Given problem —
Transcribe each record below word for word.

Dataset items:
▶

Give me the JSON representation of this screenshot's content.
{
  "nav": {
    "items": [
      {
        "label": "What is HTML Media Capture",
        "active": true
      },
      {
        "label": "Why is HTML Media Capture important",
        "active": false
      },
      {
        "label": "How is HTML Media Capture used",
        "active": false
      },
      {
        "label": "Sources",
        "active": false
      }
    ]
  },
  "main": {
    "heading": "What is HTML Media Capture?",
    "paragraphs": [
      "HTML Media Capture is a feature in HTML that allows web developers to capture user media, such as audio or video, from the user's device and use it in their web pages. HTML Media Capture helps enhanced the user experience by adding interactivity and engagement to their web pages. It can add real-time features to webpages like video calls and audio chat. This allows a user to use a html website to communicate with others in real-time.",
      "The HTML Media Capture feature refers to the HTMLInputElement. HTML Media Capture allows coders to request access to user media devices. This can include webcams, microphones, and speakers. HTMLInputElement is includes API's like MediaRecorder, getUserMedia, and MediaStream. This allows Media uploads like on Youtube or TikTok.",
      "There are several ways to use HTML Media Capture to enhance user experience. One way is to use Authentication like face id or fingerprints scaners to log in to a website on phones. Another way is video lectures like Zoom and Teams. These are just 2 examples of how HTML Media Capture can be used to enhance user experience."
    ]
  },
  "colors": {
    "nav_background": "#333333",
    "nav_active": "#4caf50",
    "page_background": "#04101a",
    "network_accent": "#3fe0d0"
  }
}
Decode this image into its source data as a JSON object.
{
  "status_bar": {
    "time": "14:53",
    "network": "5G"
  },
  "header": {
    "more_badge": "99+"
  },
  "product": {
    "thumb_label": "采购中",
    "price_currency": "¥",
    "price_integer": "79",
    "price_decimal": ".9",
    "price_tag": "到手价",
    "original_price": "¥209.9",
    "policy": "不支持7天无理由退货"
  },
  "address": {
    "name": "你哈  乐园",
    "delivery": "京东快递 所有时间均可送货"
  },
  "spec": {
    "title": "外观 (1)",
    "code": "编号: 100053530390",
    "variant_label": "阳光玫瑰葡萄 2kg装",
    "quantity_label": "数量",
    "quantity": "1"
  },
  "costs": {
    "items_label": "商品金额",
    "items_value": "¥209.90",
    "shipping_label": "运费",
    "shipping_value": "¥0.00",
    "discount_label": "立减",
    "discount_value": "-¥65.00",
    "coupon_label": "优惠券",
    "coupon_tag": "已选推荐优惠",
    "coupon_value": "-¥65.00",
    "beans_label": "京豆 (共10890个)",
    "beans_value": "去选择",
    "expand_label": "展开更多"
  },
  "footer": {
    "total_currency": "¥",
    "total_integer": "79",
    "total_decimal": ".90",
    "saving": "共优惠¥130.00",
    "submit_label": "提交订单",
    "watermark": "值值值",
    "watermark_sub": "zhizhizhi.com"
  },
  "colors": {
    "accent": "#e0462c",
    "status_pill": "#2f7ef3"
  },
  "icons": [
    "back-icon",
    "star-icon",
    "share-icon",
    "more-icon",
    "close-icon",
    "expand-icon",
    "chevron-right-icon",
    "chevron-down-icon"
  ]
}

◀

Output for this exercise —
Give me the JSON representation of this screenshot's content.
{
  "nav": {
    "items": [
      {
        "label": "What is HTML Media Capture",
        "active": true
      },
      {
        "label": "Why is HTML Media Capture important",
        "active": false
      },
      {
        "label": "How is HTML Media Capture used",
        "active": false
      },
      {
        "label": "Sources",
        "active": false
      }
    ]
  },
  "main": {
    "heading": "What is HTML Media Capture?",
    "paragraphs": [
      "HTML Media Capture is a feature in HTML that allows web developers to capture user media, such as audio or video, from the user's device and use it in their web pages. HTML Media Capture helps enhanced the user experience by adding interactivity and engagement to their web pages. It can add real-time features to webpages like video calls and audio chat. This allows a user to use a html website to communicate with others in real-time.",
      "The HTML Media Capture feature refers to the HTMLInputElement. HTML Media Capture allows coders to request access to user media devices. This can include webcams, microphones, and speakers. HTMLInputElement is includes API's like MediaRecorder, getUserMedia, and MediaStream. This allows Media uploads like on Youtube or TikTok.",
      "There are several ways to use HTML Media Capture to enhance user experience. One way is to use Authentication like face id or fingerprints scaners to log in to a website on phones. Another way is video lectures like Zoom and Teams. These are just 2 examples of how HTML Media Capture can be used to enhance user experience."
    ]
  },
  "colors": {
    "nav_background": "#333333",
    "nav_active": "#4caf50",
    "page_background": "#04101a",
    "network_accent": "#3fe0d0"
  }
}
Decode this image into its source data as a JSON object.
{
  "status_bar": {
    "time": "14:53",
    "network": "5G"
  },
  "header": {
    "more_badge": "99+"
  },
  "product": {
    "thumb_label": "采购中",
    "price_currency": "¥",
    "price_integer": "79",
    "price_decimal": ".9",
    "price_tag": "到手价",
    "original_price": "¥209.9",
    "policy": "不支持7天无理由退货"
  },
  "address": {
    "name": "你哈  乐园",
    "delivery": "京东快递 所有时间均可送货"
  },
  "spec": {
    "title": "外观 (1)",
    "code": "编号: 100053530390",
    "variant_label": "阳光玫瑰葡萄 2kg装",
    "quantity_label": "数量",
    "quantity": "1"
  },
  "costs": {
    "items_label": "商品金额",
    "items_value": "¥209.90",
    "shipping_label": "运费",
    "shipping_value": "¥0.00",
    "discount_label": "立减",
    "discount_value": "-¥65.00",
    "coupon_label": "优惠券",
    "coupon_tag": "已选推荐优惠",
    "coupon_value": "-¥65.00",
    "beans_label": "京豆 (共10890个)",
    "beans_value": "去选择",
    "expand_label": "展开更多"
  },
  "footer": {
    "total_currency": "¥",
    "total_integer": "79",
    "total_decimal": ".90",
    "saving": "共优惠¥130.00",
    "submit_label": "提交订单",
    "watermark": "值值值",
    "watermark_sub": "zhizhizhi.com"
  },
  "colors": {
    "accent": "#e0462c",
    "status_pill": "#2f7ef3"
  },
  "icons": [
    "back-icon",
    "star-icon",
    "share-icon",
    "more-icon",
    "close-icon",
    "expand-icon",
    "chevron-right-icon",
    "chevron-down-icon"
  ]
}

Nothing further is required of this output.